▶ Short task
Reproduce every row below character for character, keeping each line in its original order.

>> start Supplied information

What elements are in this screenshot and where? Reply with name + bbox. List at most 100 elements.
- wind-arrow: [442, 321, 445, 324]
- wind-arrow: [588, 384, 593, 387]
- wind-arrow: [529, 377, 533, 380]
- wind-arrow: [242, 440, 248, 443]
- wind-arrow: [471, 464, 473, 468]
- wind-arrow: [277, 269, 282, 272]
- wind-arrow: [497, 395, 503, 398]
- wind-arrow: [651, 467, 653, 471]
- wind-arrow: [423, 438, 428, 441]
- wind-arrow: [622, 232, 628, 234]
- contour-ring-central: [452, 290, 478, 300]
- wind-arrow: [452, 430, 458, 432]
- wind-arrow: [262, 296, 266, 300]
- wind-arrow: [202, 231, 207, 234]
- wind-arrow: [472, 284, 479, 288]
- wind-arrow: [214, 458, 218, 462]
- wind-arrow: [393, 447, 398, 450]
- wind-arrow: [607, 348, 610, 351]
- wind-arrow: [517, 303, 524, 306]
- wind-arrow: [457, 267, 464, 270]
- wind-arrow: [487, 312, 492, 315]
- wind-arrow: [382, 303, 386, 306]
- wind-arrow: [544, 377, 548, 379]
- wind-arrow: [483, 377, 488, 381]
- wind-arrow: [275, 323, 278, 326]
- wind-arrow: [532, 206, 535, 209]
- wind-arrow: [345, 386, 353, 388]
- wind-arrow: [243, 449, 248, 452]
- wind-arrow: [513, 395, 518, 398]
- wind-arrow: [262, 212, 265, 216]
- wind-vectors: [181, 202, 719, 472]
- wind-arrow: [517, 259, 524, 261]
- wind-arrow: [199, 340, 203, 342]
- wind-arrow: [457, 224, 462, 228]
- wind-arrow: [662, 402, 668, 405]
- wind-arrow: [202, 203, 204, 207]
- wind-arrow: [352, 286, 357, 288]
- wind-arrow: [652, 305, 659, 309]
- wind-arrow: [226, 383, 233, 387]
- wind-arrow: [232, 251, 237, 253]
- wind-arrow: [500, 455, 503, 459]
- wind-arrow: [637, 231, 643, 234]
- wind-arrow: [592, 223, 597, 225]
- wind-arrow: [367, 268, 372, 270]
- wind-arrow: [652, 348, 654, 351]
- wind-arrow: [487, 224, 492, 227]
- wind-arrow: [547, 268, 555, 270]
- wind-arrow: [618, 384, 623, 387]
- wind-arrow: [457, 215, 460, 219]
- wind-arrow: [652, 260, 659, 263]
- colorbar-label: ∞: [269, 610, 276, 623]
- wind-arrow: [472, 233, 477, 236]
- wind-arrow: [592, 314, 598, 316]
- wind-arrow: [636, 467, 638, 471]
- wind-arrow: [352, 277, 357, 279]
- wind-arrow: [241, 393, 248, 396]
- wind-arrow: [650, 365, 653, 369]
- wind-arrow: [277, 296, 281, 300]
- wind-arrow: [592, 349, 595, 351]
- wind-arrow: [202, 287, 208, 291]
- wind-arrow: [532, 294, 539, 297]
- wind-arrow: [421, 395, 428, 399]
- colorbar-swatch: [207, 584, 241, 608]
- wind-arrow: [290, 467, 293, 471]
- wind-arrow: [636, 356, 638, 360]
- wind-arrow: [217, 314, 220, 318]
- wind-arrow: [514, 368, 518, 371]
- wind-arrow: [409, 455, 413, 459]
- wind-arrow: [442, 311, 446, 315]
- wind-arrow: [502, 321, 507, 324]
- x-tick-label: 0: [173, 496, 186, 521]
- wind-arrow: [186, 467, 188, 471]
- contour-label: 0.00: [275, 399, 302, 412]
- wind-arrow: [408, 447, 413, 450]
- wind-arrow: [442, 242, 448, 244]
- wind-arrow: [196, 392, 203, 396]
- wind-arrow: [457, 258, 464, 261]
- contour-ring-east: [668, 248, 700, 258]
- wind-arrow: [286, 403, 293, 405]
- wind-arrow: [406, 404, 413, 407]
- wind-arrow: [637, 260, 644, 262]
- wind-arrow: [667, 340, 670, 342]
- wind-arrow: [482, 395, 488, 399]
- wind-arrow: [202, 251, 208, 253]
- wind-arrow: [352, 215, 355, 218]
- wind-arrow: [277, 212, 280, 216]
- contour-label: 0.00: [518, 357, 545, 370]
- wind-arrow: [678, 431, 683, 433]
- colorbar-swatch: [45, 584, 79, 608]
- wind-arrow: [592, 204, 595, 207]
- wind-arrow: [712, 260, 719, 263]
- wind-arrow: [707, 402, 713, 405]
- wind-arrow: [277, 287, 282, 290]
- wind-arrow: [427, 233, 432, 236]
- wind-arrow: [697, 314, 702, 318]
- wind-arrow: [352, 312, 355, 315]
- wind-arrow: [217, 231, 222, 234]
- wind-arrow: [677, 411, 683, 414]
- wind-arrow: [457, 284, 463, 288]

>> end Supplied information

▶ Complete output
What elements are in this screenshot and where? Reply with name + bbox. List at most 100 elements.
- wind-arrow: [442, 321, 445, 324]
- wind-arrow: [588, 384, 593, 387]
- wind-arrow: [529, 377, 533, 380]
- wind-arrow: [242, 440, 248, 443]
- wind-arrow: [471, 464, 473, 468]
- wind-arrow: [277, 269, 282, 272]
- wind-arrow: [497, 395, 503, 398]
- wind-arrow: [651, 467, 653, 471]
- wind-arrow: [423, 438, 428, 441]
- wind-arrow: [622, 232, 628, 234]
- contour-ring-central: [452, 290, 478, 300]
- wind-arrow: [452, 430, 458, 432]
- wind-arrow: [262, 296, 266, 300]
- wind-arrow: [202, 231, 207, 234]
- wind-arrow: [472, 284, 479, 288]
- wind-arrow: [214, 458, 218, 462]
- wind-arrow: [393, 447, 398, 450]
- wind-arrow: [607, 348, 610, 351]
- wind-arrow: [517, 303, 524, 306]
- wind-arrow: [457, 267, 464, 270]
- wind-arrow: [487, 312, 492, 315]
- wind-arrow: [382, 303, 386, 306]
- wind-arrow: [544, 377, 548, 379]
- wind-arrow: [483, 377, 488, 381]
- wind-arrow: [275, 323, 278, 326]
- wind-arrow: [532, 206, 535, 209]
- wind-arrow: [345, 386, 353, 388]
- wind-arrow: [243, 449, 248, 452]
- wind-arrow: [513, 395, 518, 398]
- wind-arrow: [262, 212, 265, 216]
- wind-vectors: [181, 202, 719, 472]
- wind-arrow: [517, 259, 524, 261]
- wind-arrow: [199, 340, 203, 342]
- wind-arrow: [457, 224, 462, 228]
- wind-arrow: [662, 402, 668, 405]
- wind-arrow: [202, 203, 204, 207]
- wind-arrow: [352, 286, 357, 288]
- wind-arrow: [652, 305, 659, 309]
- wind-arrow: [226, 383, 233, 387]
- wind-arrow: [232, 251, 237, 253]
- wind-arrow: [500, 455, 503, 459]
- wind-arrow: [637, 231, 643, 234]
- wind-arrow: [592, 223, 597, 225]
- wind-arrow: [367, 268, 372, 270]
- wind-arrow: [652, 348, 654, 351]
- wind-arrow: [487, 224, 492, 227]
- wind-arrow: [547, 268, 555, 270]
- wind-arrow: [618, 384, 623, 387]
- wind-arrow: [457, 215, 460, 219]
- wind-arrow: [652, 260, 659, 263]
- colorbar-label: ∞: [269, 610, 276, 623]
- wind-arrow: [472, 233, 477, 236]
- wind-arrow: [592, 314, 598, 316]
- wind-arrow: [636, 467, 638, 471]
- wind-arrow: [352, 277, 357, 279]
- wind-arrow: [241, 393, 248, 396]
- wind-arrow: [650, 365, 653, 369]
- wind-arrow: [277, 296, 281, 300]
- wind-arrow: [592, 349, 595, 351]
- wind-arrow: [202, 287, 208, 291]
- wind-arrow: [532, 294, 539, 297]
- wind-arrow: [421, 395, 428, 399]
- colorbar-swatch: [207, 584, 241, 608]
- wind-arrow: [290, 467, 293, 471]
- wind-arrow: [636, 356, 638, 360]
- wind-arrow: [217, 314, 220, 318]
- wind-arrow: [514, 368, 518, 371]
- wind-arrow: [409, 455, 413, 459]
- wind-arrow: [442, 311, 446, 315]
- wind-arrow: [502, 321, 507, 324]
- x-tick-label: 0: [173, 496, 186, 521]
- wind-arrow: [186, 467, 188, 471]
- contour-label: 0.00: [275, 399, 302, 412]
- wind-arrow: [408, 447, 413, 450]
- wind-arrow: [442, 242, 448, 244]
- wind-arrow: [196, 392, 203, 396]
- wind-arrow: [457, 258, 464, 261]
- contour-ring-east: [668, 248, 700, 258]
- wind-arrow: [286, 403, 293, 405]
- wind-arrow: [406, 404, 413, 407]
- wind-arrow: [637, 260, 644, 262]
- wind-arrow: [667, 340, 670, 342]
- wind-arrow: [482, 395, 488, 399]
- wind-arrow: [202, 251, 208, 253]
- wind-arrow: [352, 215, 355, 218]
- wind-arrow: [277, 212, 280, 216]
- contour-label: 0.00: [518, 357, 545, 370]
- wind-arrow: [678, 431, 683, 433]
- colorbar-swatch: [45, 584, 79, 608]
- wind-arrow: [592, 204, 595, 207]
- wind-arrow: [712, 260, 719, 263]
- wind-arrow: [707, 402, 713, 405]
- wind-arrow: [277, 287, 282, 290]
- wind-arrow: [427, 233, 432, 236]
- wind-arrow: [697, 314, 702, 318]
- wind-arrow: [352, 312, 355, 315]
- wind-arrow: [217, 231, 222, 234]
- wind-arrow: [677, 411, 683, 414]
- wind-arrow: [457, 284, 463, 288]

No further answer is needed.